(Records from a data source)
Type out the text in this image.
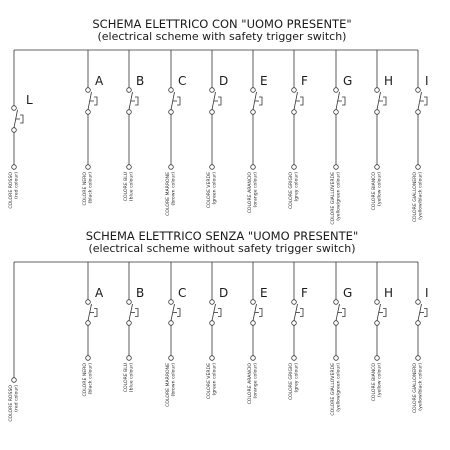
SCHEMA ELETTRICO CON "UOMO PRESENTE"
(electrical scheme with safety trigger switch)
L
COLORE ROSSO(red colour)
A
COLORE NERO(black colour)
B
COLORE BLU(blue colour)
C
COLORE MARRONE(brown colour)
D
COLORE VERDE(green colour)
E
COLORE ARANCIO(orange colour)
F
COLORE GRIGIO(grey colour)
G
COLORE GIALLOVERDE(yellow/green colour)
H
COLORE BIANCO(yellow colour)
I
COLORE GIALLONERO(yellow/black colour)
SCHEMA ELETTRICO SENZA "UOMO PRESENTE"
(electrical scheme without safety trigger switch)
COLORE ROSSO(red colour)
A
COLORE NERO(black colour)
B
COLORE BLU(blue colour)
C
COLORE MARRONE(brown colour)
D
COLORE VERDE(green colour)
E
COLORE ARANCIO(orange colour)
F
COLORE GRIGIO(grey colour)
G
COLORE GIALLOVERDE(yellow/green colour)
H
COLORE BIANCO(yellow colour)
I
COLORE GIALLONERO(yellow/black colour)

#### [What you should do]
Reproduce every line of the material precisely, omitting its pictures.

#### [Task result]
Type out the text in this image.
SCHEMA ELETTRICO CON "UOMO PRESENTE"
(electrical scheme with safety trigger switch)
L
COLORE ROSSO(red colour)
A
COLORE NERO(black colour)
B
COLORE BLU(blue colour)
C
COLORE MARRONE(brown colour)
D
COLORE VERDE(green colour)
E
COLORE ARANCIO(orange colour)
F
COLORE GRIGIO(grey colour)
G
COLORE GIALLOVERDE(yellow/green colour)
H
COLORE BIANCO(yellow colour)
I
COLORE GIALLONERO(yellow/black colour)
SCHEMA ELETTRICO SENZA "UOMO PRESENTE"
(electrical scheme without safety trigger switch)
COLORE ROSSO(red colour)
A
COLORE NERO(black colour)
B
COLORE BLU(blue colour)
C
COLORE MARRONE(brown colour)
D
COLORE VERDE(green colour)
E
COLORE ARANCIO(orange colour)
F
COLORE GRIGIO(grey colour)
G
COLORE GIALLOVERDE(yellow/green colour)
H
COLORE BIANCO(yellow colour)
I
COLORE GIALLONERO(yellow/black colour)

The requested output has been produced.